## EXERCISE PROMPT
Every record must be written out once more, with nothing added or omitted.

## DATASET RECORDS

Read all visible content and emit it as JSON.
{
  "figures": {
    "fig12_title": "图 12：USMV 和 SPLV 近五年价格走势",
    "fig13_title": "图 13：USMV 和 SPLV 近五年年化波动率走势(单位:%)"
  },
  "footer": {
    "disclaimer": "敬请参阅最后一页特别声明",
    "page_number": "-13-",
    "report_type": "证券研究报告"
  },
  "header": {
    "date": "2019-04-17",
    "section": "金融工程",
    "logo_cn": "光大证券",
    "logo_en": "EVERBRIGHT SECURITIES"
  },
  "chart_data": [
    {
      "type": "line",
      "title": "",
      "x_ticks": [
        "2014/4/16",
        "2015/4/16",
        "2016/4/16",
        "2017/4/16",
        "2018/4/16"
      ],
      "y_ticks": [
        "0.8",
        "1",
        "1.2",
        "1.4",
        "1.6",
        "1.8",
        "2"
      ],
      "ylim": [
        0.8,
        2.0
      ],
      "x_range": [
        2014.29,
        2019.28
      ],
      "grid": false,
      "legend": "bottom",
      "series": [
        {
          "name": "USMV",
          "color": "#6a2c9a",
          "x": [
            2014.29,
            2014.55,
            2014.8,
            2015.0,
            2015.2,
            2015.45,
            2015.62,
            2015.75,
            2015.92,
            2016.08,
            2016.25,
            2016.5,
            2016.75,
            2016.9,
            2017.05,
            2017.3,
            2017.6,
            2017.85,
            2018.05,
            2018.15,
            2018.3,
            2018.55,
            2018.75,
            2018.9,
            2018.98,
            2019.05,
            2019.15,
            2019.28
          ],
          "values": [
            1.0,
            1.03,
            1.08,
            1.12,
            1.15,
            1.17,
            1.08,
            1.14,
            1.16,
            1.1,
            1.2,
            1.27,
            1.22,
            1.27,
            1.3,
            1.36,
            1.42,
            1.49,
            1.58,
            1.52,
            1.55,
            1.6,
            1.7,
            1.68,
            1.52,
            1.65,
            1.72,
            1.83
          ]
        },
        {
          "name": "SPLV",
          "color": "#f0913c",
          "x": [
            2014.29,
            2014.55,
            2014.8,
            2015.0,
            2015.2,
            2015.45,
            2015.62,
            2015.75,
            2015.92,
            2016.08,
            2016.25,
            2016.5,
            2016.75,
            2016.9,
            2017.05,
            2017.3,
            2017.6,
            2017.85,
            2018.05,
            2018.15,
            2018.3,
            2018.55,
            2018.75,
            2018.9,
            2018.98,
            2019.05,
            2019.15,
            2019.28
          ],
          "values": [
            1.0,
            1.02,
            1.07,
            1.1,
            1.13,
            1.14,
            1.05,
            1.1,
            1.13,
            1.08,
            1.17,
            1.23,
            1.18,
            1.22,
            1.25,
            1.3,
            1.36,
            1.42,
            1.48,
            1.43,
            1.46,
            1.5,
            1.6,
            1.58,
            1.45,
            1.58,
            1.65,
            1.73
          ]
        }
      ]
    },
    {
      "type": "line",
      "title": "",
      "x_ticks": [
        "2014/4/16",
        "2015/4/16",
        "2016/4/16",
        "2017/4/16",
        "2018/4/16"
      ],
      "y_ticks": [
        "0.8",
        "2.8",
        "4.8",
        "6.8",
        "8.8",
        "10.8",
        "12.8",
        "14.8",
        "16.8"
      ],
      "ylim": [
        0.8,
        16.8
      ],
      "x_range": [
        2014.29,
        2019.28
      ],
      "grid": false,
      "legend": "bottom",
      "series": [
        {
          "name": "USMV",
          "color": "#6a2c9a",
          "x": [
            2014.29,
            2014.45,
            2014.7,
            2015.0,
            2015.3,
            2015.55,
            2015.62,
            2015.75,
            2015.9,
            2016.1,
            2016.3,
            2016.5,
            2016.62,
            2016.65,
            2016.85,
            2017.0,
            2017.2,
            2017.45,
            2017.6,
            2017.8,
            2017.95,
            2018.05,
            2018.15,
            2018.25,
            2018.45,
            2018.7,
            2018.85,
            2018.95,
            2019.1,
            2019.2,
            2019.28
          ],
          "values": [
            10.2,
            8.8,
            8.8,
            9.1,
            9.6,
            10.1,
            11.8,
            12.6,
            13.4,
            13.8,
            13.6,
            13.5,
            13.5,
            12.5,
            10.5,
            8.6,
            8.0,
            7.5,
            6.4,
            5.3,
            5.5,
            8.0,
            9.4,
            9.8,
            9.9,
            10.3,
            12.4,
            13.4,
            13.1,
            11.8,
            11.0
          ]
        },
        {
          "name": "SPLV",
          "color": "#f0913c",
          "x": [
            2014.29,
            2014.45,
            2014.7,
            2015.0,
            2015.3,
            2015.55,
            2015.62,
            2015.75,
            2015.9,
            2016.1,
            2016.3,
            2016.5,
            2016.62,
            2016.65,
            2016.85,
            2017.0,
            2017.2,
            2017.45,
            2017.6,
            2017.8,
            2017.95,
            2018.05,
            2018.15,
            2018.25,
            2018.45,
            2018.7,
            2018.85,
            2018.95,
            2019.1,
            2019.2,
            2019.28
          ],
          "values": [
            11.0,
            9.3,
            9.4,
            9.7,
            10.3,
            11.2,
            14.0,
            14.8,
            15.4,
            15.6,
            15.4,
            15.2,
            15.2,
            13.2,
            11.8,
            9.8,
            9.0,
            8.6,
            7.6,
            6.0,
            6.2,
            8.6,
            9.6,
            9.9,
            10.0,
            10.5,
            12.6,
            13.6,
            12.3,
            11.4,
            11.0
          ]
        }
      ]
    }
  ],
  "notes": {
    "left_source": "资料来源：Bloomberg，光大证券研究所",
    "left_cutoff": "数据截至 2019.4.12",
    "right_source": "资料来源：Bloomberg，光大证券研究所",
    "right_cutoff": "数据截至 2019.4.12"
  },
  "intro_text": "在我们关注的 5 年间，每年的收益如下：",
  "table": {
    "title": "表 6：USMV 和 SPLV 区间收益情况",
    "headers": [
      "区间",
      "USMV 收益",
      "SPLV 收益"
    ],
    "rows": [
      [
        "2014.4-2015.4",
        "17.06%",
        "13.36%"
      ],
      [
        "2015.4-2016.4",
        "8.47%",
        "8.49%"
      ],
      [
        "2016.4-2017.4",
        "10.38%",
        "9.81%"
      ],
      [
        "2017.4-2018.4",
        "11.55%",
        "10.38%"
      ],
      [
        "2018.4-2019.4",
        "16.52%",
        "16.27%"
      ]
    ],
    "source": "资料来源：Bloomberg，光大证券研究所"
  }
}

## ANSWER TO THIS EXERCISE
Read all visible content and emit it as JSON.
{
  "figures": {
    "fig12_title": "图 12：USMV 和 SPLV 近五年价格走势",
    "fig13_title": "图 13：USMV 和 SPLV 近五年年化波动率走势(单位:%)"
  },
  "footer": {
    "disclaimer": "敬请参阅最后一页特别声明",
    "page_number": "-13-",
    "report_type": "证券研究报告"
  },
  "header": {
    "date": "2019-04-17",
    "section": "金融工程",
    "logo_cn": "光大证券",
    "logo_en": "EVERBRIGHT SECURITIES"
  },
  "chart_data": [
    {
      "type": "line",
      "title": "",
      "x_ticks": [
        "2014/4/16",
        "2015/4/16",
        "2016/4/16",
        "2017/4/16",
        "2018/4/16"
      ],
      "y_ticks": [
        "0.8",
        "1",
        "1.2",
        "1.4",
        "1.6",
        "1.8",
        "2"
      ],
      "ylim": [
        0.8,
        2.0
      ],
      "x_range": [
        2014.29,
        2019.28
      ],
      "grid": false,
      "legend": "bottom",
      "series": [
        {
          "name": "USMV",
          "color": "#6a2c9a",
          "x": [
            2014.29,
            2014.55,
            2014.8,
            2015.0,
            2015.2,
            2015.45,
            2015.62,
            2015.75,
            2015.92,
            2016.08,
            2016.25,
            2016.5,
            2016.75,
            2016.9,
            2017.05,
            2017.3,
            2017.6,
            2017.85,
            2018.05,
            2018.15,
            2018.3,
            2018.55,
            2018.75,
            2018.9,
            2018.98,
            2019.05,
            2019.15,
            2019.28
          ],
          "values": [
            1.0,
            1.03,
            1.08,
            1.12,
            1.15,
            1.17,
            1.08,
            1.14,
            1.16,
            1.1,
            1.2,
            1.27,
            1.22,
            1.27,
            1.3,
            1.36,
            1.42,
            1.49,
            1.58,
            1.52,
            1.55,
            1.6,
            1.7,
            1.68,
            1.52,
            1.65,
            1.72,
            1.83
          ]
        },
        {
          "name": "SPLV",
          "color": "#f0913c",
          "x": [
            2014.29,
            2014.55,
            2014.8,
            2015.0,
            2015.2,
            2015.45,
            2015.62,
            2015.75,
            2015.92,
            2016.08,
            2016.25,
            2016.5,
            2016.75,
            2016.9,
            2017.05,
            2017.3,
            2017.6,
            2017.85,
            2018.05,
            2018.15,
            2018.3,
            2018.55,
            2018.75,
            2018.9,
            2018.98,
            2019.05,
            2019.15,
            2019.28
          ],
          "values": [
            1.0,
            1.02,
            1.07,
            1.1,
            1.13,
            1.14,
            1.05,
            1.1,
            1.13,
            1.08,
            1.17,
            1.23,
            1.18,
            1.22,
            1.25,
            1.3,
            1.36,
            1.42,
            1.48,
            1.43,
            1.46,
            1.5,
            1.6,
            1.58,
            1.45,
            1.58,
            1.65,
            1.73
          ]
        }
      ]
    },
    {
      "type": "line",
      "title": "",
      "x_ticks": [
        "2014/4/16",
        "2015/4/16",
        "2016/4/16",
        "2017/4/16",
        "2018/4/16"
      ],
      "y_ticks": [
        "0.8",
        "2.8",
        "4.8",
        "6.8",
        "8.8",
        "10.8",
        "12.8",
        "14.8",
        "16.8"
      ],
      "ylim": [
        0.8,
        16.8
      ],
      "x_range": [
        2014.29,
        2019.28
      ],
      "grid": false,
      "legend": "bottom",
      "series": [
        {
          "name": "USMV",
          "color": "#6a2c9a",
          "x": [
            2014.29,
            2014.45,
            2014.7,
            2015.0,
            2015.3,
            2015.55,
            2015.62,
            2015.75,
            2015.9,
            2016.1,
            2016.3,
            2016.5,
            2016.62,
            2016.65,
            2016.85,
            2017.0,
            2017.2,
            2017.45,
            2017.6,
            2017.8,
            2017.95,
            2018.05,
            2018.15,
            2018.25,
            2018.45,
            2018.7,
            2018.85,
            2018.95,
            2019.1,
            2019.2,
            2019.28
          ],
          "values": [
            10.2,
            8.8,
            8.8,
            9.1,
            9.6,
            10.1,
            11.8,
            12.6,
            13.4,
            13.8,
            13.6,
            13.5,
            13.5,
            12.5,
            10.5,
            8.6,
            8.0,
            7.5,
            6.4,
            5.3,
            5.5,
            8.0,
            9.4,
            9.8,
            9.9,
            10.3,
            12.4,
            13.4,
            13.1,
            11.8,
            11.0
          ]
        },
        {
          "name": "SPLV",
          "color": "#f0913c",
          "x": [
            2014.29,
            2014.45,
            2014.7,
            2015.0,
            2015.3,
            2015.55,
            2015.62,
            2015.75,
            2015.9,
            2016.1,
            2016.3,
            2016.5,
            2016.62,
            2016.65,
            2016.85,
            2017.0,
            2017.2,
            2017.45,
            2017.6,
            2017.8,
            2017.95,
            2018.05,
            2018.15,
            2018.25,
            2018.45,
            2018.7,
            2018.85,
            2018.95,
            2019.1,
            2019.2,
            2019.28
          ],
          "values": [
            11.0,
            9.3,
            9.4,
            9.7,
            10.3,
            11.2,
            14.0,
            14.8,
            15.4,
            15.6,
            15.4,
            15.2,
            15.2,
            13.2,
            11.8,
            9.8,
            9.0,
            8.6,
            7.6,
            6.0,
            6.2,
            8.6,
            9.6,
            9.9,
            10.0,
            10.5,
            12.6,
            13.6,
            12.3,
            11.4,
            11.0
          ]
        }
      ]
    }
  ],
  "notes": {
    "left_source": "资料来源：Bloomberg，光大证券研究所",
    "left_cutoff": "数据截至 2019.4.12",
    "right_source": "资料来源：Bloomberg，光大证券研究所",
    "right_cutoff": "数据截至 2019.4.12"
  },
  "intro_text": "在我们关注的 5 年间，每年的收益如下：",
  "table": {
    "title": "表 6：USMV 和 SPLV 区间收益情况",
    "headers": [
      "区间",
      "USMV 收益",
      "SPLV 收益"
    ],
    "rows": [
      [
        "2014.4-2015.4",
        "17.06%",
        "13.36%"
      ],
      [
        "2015.4-2016.4",
        "8.47%",
        "8.49%"
      ],
      [
        "2016.4-2017.4",
        "10.38%",
        "9.81%"
      ],
      [
        "2017.4-2018.4",
        "11.55%",
        "10.38%"
      ],
      [
        "2018.4-2019.4",
        "16.52%",
        "16.27%"
      ]
    ],
    "source": "资料来源：Bloomberg，光大证券研究所"
  }
}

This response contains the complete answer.